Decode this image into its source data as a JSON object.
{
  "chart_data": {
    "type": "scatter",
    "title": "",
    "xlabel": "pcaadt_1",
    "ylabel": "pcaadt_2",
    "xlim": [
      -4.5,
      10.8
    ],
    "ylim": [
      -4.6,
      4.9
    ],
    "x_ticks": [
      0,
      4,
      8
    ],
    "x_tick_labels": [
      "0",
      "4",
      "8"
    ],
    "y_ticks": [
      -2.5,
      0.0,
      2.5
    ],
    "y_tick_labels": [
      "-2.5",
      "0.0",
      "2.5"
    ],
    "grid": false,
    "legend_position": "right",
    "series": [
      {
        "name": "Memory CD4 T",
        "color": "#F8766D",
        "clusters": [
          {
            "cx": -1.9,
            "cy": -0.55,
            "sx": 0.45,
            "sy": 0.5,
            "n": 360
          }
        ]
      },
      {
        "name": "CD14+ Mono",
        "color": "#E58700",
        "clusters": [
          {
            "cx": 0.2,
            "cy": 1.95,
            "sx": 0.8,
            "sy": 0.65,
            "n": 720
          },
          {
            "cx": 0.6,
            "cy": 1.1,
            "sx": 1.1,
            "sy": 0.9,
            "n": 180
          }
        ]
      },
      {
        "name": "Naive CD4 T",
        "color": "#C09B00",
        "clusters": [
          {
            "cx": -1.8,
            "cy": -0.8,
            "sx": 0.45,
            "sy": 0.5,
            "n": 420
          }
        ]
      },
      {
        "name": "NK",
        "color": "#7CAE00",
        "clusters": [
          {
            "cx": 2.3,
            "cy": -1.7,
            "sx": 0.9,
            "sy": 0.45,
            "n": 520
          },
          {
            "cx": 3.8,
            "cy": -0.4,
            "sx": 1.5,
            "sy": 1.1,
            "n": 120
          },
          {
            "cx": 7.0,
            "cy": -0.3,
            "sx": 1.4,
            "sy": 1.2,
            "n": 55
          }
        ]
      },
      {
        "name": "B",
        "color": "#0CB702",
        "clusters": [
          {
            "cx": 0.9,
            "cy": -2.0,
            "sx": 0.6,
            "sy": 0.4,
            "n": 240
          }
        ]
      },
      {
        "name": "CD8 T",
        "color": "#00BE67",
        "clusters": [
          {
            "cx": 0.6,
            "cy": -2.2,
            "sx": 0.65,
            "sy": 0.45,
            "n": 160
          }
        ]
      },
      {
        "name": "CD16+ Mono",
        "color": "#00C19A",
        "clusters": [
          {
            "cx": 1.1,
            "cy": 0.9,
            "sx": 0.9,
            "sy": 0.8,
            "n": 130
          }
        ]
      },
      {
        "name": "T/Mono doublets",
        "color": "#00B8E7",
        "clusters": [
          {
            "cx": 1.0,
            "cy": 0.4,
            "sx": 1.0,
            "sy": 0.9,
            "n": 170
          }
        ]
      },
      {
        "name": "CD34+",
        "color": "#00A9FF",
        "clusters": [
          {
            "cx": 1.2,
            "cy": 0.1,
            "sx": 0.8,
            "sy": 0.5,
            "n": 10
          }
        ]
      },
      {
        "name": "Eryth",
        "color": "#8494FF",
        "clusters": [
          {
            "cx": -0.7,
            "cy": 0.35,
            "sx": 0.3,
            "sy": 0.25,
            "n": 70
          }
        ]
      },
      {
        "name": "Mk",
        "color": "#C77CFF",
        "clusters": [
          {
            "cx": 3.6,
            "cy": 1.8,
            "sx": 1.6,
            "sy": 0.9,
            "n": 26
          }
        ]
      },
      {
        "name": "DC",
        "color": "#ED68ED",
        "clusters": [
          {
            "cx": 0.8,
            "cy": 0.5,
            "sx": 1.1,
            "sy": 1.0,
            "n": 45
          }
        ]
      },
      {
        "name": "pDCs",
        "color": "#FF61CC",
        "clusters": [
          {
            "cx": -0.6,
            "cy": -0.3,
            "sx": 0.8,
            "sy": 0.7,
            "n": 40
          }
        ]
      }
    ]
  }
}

++++++++++++++++++++

▶ **TASK REQUIREMENTS**:
Identify and copy all lines with the word "Mono".

▶ **THE RESPONSE**:
        "name": "CD14+ Mono",
        "name": "CD16+ Mono",
        "name": "T/Mono doublets",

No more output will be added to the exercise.